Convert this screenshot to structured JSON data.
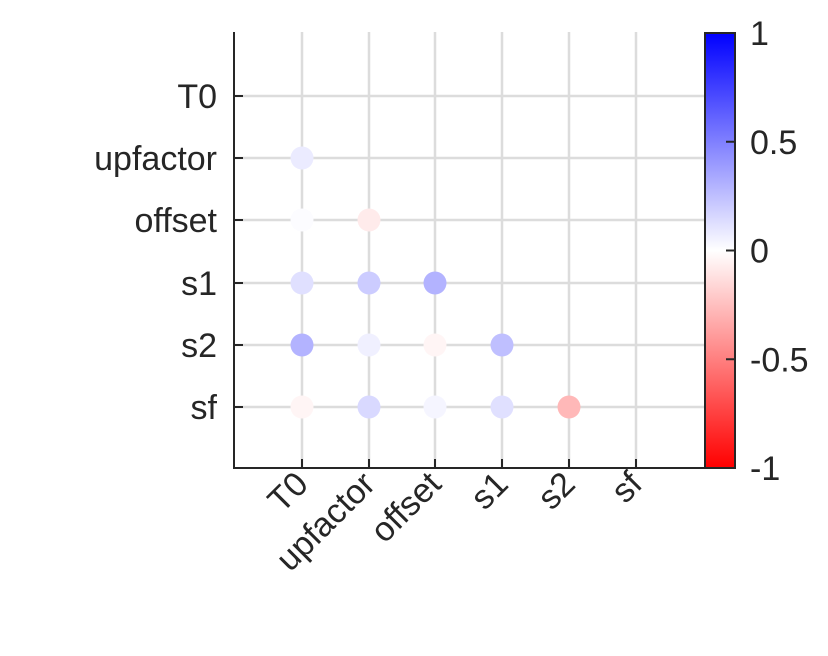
{
  "chart_data": {
    "type": "heatmap",
    "variables": [
      "T0",
      "upfactor",
      "offset",
      "s1",
      "s2",
      "sf"
    ],
    "row_labels": [
      "T0",
      "upfactor",
      "offset",
      "s1",
      "s2",
      "sf"
    ],
    "col_labels": [
      "T0",
      "upfactor",
      "offset",
      "s1",
      "s2",
      "sf"
    ],
    "lower_triangle": [
      {
        "row": "upfactor",
        "col": "T0",
        "value": 0.08
      },
      {
        "row": "offset",
        "col": "T0",
        "value": 0.01
      },
      {
        "row": "offset",
        "col": "upfactor",
        "value": -0.08
      },
      {
        "row": "s1",
        "col": "T0",
        "value": 0.12
      },
      {
        "row": "s1",
        "col": "upfactor",
        "value": 0.2
      },
      {
        "row": "s1",
        "col": "offset",
        "value": 0.3
      },
      {
        "row": "s2",
        "col": "T0",
        "value": 0.3
      },
      {
        "row": "s2",
        "col": "upfactor",
        "value": 0.06
      },
      {
        "row": "s2",
        "col": "offset",
        "value": -0.04
      },
      {
        "row": "s2",
        "col": "s1",
        "value": 0.25
      },
      {
        "row": "sf",
        "col": "T0",
        "value": -0.04
      },
      {
        "row": "sf",
        "col": "upfactor",
        "value": 0.15
      },
      {
        "row": "sf",
        "col": "offset",
        "value": 0.04
      },
      {
        "row": "sf",
        "col": "s1",
        "value": 0.12
      },
      {
        "row": "sf",
        "col": "s2",
        "value": -0.28
      }
    ],
    "colorbar": {
      "range": [
        -1,
        1
      ],
      "ticks": [
        "1",
        "0.5",
        "0",
        "-0.5",
        "-1"
      ],
      "colors": {
        "negative": "#ff0000",
        "zero": "#ffffff",
        "positive": "#0000ff"
      }
    },
    "grid": true
  }
}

:::::

_Aim of the exercise_
Print the records word for word and exclude any picture they hold.

_Completed task_
Convert this screenshot to structured JSON data.
{
  "chart_data": {
    "type": "heatmap",
    "variables": [
      "T0",
      "upfactor",
      "offset",
      "s1",
      "s2",
      "sf"
    ],
    "row_labels": [
      "T0",
      "upfactor",
      "offset",
      "s1",
      "s2",
      "sf"
    ],
    "col_labels": [
      "T0",
      "upfactor",
      "offset",
      "s1",
      "s2",
      "sf"
    ],
    "lower_triangle": [
      {
        "row": "upfactor",
        "col": "T0",
        "value": 0.08
      },
      {
        "row": "offset",
        "col": "T0",
        "value": 0.01
      },
      {
        "row": "offset",
        "col": "upfactor",
        "value": -0.08
      },
      {
        "row": "s1",
        "col": "T0",
        "value": 0.12
      },
      {
        "row": "s1",
        "col": "upfactor",
        "value": 0.2
      },
      {
        "row": "s1",
        "col": "offset",
        "value": 0.3
      },
      {
        "row": "s2",
        "col": "T0",
        "value": 0.3
      },
      {
        "row": "s2",
        "col": "upfactor",
        "value": 0.06
      },
      {
        "row": "s2",
        "col": "offset",
        "value": -0.04
      },
      {
        "row": "s2",
        "col": "s1",
        "value": 0.25
      },
      {
        "row": "sf",
        "col": "T0",
        "value": -0.04
      },
      {
        "row": "sf",
        "col": "upfactor",
        "value": 0.15
      },
      {
        "row": "sf",
        "col": "offset",
        "value": 0.04
      },
      {
        "row": "sf",
        "col": "s1",
        "value": 0.12
      },
      {
        "row": "sf",
        "col": "s2",
        "value": -0.28
      }
    ],
    "colorbar": {
      "range": [
        -1,
        1
      ],
      "ticks": [
        "1",
        "0.5",
        "0",
        "-0.5",
        "-1"
      ],
      "colors": {
        "negative": "#ff0000",
        "zero": "#ffffff",
        "positive": "#0000ff"
      }
    },
    "grid": true
  }
}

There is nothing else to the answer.